» **WORK REQUIRED**
Copy every line that mentions the word "JSON".

◆ ◆ ◆

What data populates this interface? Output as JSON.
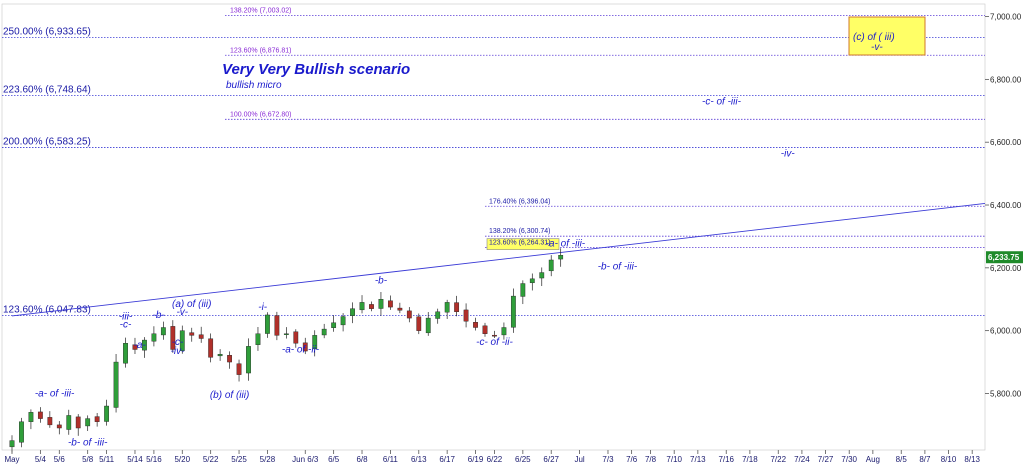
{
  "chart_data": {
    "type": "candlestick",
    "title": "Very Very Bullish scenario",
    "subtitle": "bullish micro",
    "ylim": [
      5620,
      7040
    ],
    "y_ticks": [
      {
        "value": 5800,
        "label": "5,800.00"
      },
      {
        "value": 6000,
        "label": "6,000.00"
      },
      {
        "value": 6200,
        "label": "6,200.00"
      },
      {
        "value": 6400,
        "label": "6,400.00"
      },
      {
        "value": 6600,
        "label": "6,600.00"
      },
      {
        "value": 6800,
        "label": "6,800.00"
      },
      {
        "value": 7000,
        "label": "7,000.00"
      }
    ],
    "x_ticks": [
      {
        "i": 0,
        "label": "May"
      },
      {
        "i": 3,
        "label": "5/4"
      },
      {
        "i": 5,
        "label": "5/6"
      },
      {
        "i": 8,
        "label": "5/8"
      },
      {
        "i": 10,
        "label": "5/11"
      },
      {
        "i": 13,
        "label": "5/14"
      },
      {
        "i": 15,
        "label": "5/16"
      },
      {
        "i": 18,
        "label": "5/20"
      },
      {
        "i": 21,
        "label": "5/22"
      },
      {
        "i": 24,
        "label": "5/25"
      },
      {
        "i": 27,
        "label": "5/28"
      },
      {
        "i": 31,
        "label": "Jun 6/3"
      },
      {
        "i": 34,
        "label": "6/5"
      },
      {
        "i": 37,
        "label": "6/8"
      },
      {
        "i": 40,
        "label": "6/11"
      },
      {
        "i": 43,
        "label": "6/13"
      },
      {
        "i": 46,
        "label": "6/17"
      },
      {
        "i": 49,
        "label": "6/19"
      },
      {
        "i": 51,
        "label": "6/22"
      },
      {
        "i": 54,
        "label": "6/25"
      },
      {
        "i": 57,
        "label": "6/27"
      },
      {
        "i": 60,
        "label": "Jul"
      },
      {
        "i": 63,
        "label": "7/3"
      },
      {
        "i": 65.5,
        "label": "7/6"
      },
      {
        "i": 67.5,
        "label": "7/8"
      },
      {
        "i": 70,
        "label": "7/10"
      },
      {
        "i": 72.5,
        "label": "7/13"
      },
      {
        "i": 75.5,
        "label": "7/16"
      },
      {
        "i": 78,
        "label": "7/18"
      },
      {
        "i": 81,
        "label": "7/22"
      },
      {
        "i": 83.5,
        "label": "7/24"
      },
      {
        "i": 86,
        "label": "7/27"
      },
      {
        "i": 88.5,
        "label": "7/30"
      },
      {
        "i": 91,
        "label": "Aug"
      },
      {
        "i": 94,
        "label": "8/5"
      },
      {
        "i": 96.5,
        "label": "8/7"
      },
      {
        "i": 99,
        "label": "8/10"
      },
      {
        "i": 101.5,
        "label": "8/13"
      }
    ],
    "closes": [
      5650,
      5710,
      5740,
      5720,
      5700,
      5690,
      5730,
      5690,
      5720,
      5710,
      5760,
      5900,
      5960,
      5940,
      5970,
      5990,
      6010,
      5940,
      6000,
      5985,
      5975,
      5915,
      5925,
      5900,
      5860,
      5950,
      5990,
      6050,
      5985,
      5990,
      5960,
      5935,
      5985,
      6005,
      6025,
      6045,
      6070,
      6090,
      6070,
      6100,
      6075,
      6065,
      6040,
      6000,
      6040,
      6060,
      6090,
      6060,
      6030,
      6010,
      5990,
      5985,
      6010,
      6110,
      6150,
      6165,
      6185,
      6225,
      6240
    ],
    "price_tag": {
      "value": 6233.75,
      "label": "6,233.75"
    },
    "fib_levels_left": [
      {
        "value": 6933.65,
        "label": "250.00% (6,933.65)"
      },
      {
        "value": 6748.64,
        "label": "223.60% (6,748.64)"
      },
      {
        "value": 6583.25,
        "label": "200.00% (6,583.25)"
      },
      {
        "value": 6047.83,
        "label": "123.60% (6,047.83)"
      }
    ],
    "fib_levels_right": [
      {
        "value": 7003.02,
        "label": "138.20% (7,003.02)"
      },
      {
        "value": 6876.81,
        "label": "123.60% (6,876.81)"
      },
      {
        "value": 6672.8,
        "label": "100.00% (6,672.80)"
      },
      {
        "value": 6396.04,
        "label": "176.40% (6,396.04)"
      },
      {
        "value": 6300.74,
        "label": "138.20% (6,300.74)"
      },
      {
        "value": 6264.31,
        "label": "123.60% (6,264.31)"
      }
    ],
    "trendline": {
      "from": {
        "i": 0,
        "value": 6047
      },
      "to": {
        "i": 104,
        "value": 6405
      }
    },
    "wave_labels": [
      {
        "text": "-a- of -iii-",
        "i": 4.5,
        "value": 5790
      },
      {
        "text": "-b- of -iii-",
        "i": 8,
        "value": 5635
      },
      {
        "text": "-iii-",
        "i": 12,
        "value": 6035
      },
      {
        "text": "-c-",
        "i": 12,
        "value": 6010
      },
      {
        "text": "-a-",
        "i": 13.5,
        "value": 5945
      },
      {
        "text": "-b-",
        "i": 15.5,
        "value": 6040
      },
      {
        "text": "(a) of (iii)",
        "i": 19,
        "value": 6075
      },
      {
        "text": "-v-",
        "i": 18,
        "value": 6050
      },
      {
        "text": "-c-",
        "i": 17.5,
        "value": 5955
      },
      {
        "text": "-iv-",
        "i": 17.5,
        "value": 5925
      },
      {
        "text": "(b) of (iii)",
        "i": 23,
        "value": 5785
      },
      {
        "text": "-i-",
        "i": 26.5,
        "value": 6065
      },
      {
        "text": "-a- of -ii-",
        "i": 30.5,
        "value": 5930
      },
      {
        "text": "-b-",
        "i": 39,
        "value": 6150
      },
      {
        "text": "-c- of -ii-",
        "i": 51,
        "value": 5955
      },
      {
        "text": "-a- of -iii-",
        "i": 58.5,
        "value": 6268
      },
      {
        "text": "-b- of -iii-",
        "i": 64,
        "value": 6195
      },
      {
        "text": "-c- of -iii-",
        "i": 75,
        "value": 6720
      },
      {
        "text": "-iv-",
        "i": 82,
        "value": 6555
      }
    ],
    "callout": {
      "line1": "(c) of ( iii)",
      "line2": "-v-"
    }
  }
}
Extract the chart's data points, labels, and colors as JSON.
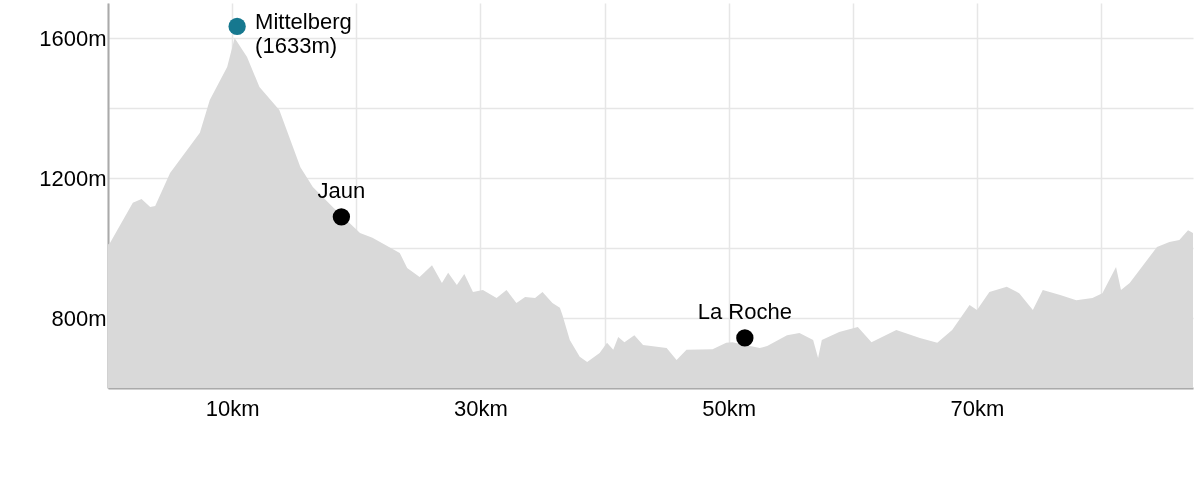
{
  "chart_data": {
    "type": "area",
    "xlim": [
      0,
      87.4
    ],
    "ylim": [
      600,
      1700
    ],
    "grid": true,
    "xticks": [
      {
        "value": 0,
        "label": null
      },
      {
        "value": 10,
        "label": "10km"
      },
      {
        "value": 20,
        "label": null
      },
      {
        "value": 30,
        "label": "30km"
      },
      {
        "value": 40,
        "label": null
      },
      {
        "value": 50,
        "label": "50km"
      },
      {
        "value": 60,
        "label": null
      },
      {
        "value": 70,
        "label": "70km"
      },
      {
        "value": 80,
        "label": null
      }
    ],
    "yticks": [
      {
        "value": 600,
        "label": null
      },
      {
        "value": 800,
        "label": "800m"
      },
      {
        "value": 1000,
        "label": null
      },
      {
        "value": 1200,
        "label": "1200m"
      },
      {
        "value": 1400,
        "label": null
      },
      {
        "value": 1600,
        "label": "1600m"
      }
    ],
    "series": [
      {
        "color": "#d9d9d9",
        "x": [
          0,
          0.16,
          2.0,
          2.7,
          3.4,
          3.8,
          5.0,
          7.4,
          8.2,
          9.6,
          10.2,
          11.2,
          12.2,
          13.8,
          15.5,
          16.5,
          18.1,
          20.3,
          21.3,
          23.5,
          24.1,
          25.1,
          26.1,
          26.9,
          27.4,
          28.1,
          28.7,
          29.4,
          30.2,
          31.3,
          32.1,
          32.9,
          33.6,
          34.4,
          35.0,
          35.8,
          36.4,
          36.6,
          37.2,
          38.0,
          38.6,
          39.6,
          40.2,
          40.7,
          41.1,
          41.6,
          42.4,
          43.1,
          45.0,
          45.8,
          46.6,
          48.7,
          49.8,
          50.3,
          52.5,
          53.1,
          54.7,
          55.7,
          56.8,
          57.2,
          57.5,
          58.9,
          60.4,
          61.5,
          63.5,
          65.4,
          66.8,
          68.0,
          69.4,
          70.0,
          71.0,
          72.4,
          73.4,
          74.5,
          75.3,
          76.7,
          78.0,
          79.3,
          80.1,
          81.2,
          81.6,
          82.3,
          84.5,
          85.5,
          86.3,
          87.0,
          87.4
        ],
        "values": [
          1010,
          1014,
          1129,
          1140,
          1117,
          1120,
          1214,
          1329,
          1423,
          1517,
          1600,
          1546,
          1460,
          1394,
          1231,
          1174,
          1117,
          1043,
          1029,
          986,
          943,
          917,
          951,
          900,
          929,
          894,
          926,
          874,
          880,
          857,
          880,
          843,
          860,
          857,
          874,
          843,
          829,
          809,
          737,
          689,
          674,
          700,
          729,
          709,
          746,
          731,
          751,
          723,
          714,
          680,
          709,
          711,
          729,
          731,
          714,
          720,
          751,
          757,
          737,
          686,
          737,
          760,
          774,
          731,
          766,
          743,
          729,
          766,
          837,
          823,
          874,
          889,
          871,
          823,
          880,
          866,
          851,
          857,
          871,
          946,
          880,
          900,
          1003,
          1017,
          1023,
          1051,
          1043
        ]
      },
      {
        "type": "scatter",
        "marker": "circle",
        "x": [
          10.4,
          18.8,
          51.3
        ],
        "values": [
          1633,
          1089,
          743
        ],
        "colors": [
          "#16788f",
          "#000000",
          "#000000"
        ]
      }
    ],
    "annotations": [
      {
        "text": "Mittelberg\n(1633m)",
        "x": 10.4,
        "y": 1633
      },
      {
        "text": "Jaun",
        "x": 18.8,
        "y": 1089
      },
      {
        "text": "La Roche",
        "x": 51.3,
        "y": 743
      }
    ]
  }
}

◆ ◆ ◆

» **EXERCISE ANSWER**
What data populates this interface? Output as JSON.
Extract the chart's data points, labels, and colors as JSON.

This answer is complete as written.